DOCUMENT —
☆ ☆ ☆ ☆

Une alliance formée par la Conférence nationale, le grand parti traditionnel du Cachemire, et le Congrès, le parti national d’opposition de la dynastie des Nehru-Gandhi, a remporté 48 des 90 sièges de l’assemblée locale du Jammu-et-Cachemire, devançant largement le BJP, le parti du Premier ministre Narendra Modi.

Annoncés ce mardi 8 octobre, les résultats électoraux ont été scrutés avec une grande attention. C’était la première fois que des élections se tenaient au Cachemire depuis que cette région a été dépouillée de sa relative autonomie par le gouvernement de Narendra Modi. Peu après la réélection du Premier ministre au printemps 2019, l’État du Jammu-et-Cachemire a en effet été scindé et placé sous tutelle directe de New Delhi. Depuis l’Indépendance, cet État bénéficiait d’une autonomie relative, garantie par l’article 370 de la Constitution indienne. En août 2019, les nationalistes hindous ont brutalement abrogé cet article et rétrogradé le Cachemire en territoire de l’Union indienne. Pour museler les contestations de la vallée himalayenne, l’armée a été déployée, les communications coupées, et les opposants arrêtés en masse.

Un « verdict » contre le gouvernement de Narendra Modi

Depuis, le Cachemire a été administré par un gouverneur nommé par New Delhi. Les dirigeants du BJP n’ont cessé d’affirmer que la région bénéficiait d’un retour au calme et d’un ample développement économique et touristique. Ces affirmations, qui n’auront pas convaincu les électeurs, sont régulièrement contestées par les voix critiques : les incidents sécuritaires se poursuivent, le taux de chômage est élevé et, selon les défenseurs des droits de l’homme, les libertés continuent à être réprimées. La presse étrangère, interdite au Cachemire, n’était toujours pas autorisée à se rendre dans la région dans le cadre de ce scrutin.

☆ ☆ ☆ ☆

CONSIGNES DE TRAVAIL —
**a)** Reproduisez le passage du document allant de « Une alliance formée » jusqu'à « ministre Narendra Modi. » inclus.
**b)** Indiquez, s'il vous plaît, si chacune de ces affirmations concorde avec le document, en répondant par oui ou par non et en citant les mots décisifs : (i) l'alliance de la Conférence nationale et du Congrès a obtenu 48 sièges ; (ii) l'article 370 a été abrogé en août 2019 ; (iii) la presse étrangère a pu se rendre au Cachemire pour ce scrutin.
Le listing ci-après forme un matériau indépendant du document.

SECTION DES DONNÉES —

☆ ☆ ☆ ☆

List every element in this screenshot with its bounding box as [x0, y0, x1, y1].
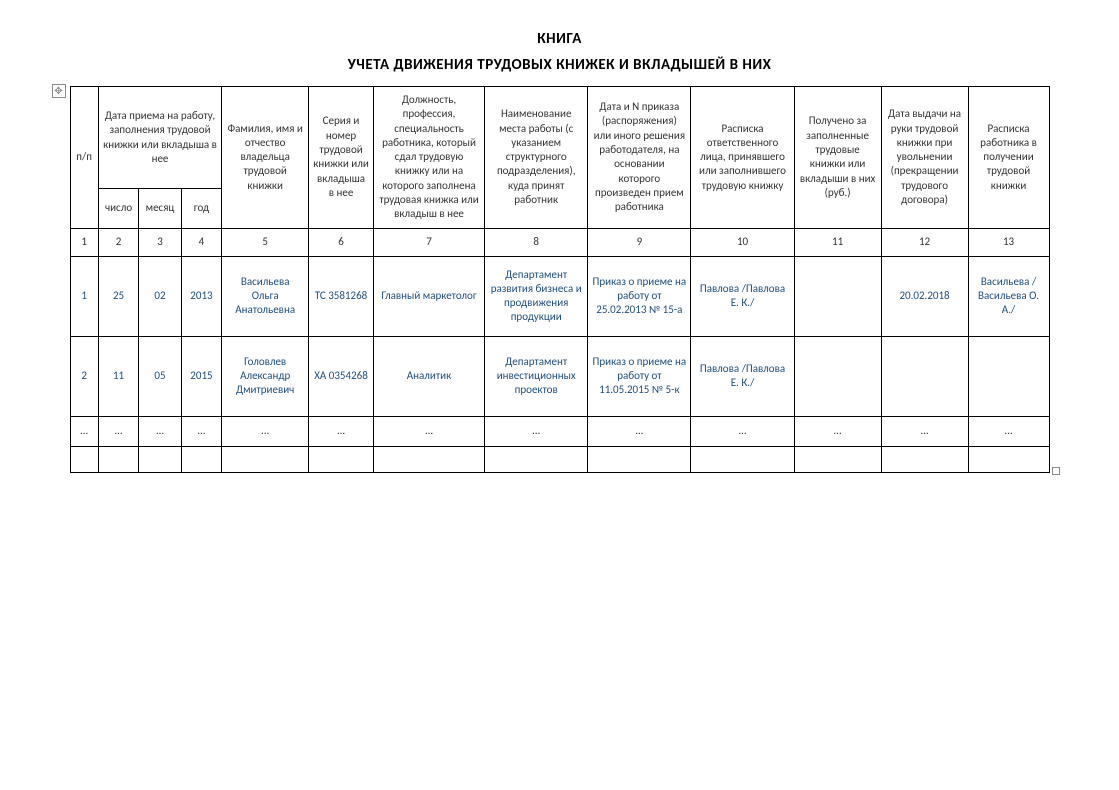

☆ ☆ ☆ ☆

LISTE DES RÉPONSES —
**a)**
Une alliance formée par la Conférence nationale, le grand parti traditionnel du Cachemire, et le Congrès, le parti national d’opposition de la dynastie des Nehru-Gandhi, a remporté 48 des 90 sièges de l’assemblée locale du Jammu-et-Cachemire, devançant largement le BJP, le parti du Premier ministre Narendra Modi.

**b)**
(i) Oui : « a remporté 48 des 90 sièges de l’assemblée locale du Jammu-et-Cachemire ».
(ii) Oui : « En août 2019, les nationalistes hindous ont brutalement abrogé cet article ».
(iii) Non : « La presse étrangère, interdite au Cachemire, n’était toujours pas autorisée à se rendre dans la région dans le cadre de ce scrutin. »